- **Exercise**: In the listing below, locate the lines bearing the word "limit". Copy every one of them.

- **Recorded information**:
════

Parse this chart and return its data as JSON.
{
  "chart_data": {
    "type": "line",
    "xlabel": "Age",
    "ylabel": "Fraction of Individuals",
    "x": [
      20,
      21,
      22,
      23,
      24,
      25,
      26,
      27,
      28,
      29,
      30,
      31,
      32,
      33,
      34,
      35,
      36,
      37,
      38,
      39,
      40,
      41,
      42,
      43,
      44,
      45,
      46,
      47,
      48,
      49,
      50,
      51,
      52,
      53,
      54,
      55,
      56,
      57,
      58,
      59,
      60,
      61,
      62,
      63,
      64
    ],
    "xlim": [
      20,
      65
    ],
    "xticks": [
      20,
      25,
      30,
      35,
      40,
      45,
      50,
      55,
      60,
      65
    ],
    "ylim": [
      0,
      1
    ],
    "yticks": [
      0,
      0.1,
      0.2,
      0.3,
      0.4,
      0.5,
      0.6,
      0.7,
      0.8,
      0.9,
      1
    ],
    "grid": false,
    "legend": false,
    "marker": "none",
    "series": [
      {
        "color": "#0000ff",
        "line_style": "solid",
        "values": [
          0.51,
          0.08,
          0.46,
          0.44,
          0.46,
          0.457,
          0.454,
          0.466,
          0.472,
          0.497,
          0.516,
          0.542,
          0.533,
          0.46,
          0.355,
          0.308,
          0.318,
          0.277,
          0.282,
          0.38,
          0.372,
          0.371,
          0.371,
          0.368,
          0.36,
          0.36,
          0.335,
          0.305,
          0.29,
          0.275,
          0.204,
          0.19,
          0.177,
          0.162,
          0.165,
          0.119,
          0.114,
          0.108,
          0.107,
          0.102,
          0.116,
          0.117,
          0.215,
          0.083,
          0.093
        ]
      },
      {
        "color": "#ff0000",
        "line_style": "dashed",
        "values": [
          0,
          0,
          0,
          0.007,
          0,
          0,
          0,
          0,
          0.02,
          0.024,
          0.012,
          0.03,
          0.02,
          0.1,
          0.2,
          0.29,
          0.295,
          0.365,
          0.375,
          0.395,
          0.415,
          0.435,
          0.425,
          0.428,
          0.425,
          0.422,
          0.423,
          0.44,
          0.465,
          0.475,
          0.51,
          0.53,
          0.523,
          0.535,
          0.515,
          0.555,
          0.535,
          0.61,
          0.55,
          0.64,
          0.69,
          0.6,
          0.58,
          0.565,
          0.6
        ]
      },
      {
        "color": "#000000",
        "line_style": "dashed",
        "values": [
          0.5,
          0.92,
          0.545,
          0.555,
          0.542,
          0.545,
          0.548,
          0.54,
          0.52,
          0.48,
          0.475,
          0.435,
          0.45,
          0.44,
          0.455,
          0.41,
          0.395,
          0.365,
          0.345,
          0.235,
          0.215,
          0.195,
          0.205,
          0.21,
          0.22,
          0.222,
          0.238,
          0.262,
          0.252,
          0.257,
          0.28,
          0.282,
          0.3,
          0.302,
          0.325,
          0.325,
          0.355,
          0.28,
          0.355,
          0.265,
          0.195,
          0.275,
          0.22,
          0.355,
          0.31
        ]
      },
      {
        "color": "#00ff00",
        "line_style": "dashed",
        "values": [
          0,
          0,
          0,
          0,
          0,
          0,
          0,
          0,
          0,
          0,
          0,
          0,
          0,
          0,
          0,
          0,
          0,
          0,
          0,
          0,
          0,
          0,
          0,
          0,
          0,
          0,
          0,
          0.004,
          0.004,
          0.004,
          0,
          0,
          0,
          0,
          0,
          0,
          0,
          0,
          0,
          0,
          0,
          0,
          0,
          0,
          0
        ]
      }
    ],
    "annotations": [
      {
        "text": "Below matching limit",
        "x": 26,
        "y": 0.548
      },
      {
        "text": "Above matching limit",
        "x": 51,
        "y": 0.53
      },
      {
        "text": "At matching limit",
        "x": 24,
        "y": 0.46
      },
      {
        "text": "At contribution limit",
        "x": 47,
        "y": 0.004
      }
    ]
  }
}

════

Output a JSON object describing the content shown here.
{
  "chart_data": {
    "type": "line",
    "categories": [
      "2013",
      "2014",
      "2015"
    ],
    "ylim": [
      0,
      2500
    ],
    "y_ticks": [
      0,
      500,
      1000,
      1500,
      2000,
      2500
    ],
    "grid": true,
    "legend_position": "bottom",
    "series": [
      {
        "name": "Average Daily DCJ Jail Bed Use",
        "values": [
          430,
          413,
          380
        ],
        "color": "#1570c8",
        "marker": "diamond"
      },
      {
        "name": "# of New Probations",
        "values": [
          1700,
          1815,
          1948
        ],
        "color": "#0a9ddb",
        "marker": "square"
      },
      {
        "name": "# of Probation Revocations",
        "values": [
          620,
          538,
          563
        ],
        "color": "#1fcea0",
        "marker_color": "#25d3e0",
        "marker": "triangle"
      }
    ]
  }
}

════

- **The solution**:
        "text": "Below matching limit",
        "text": "Above matching limit",
        "text": "At matching limit",
        "text": "At contribution limit",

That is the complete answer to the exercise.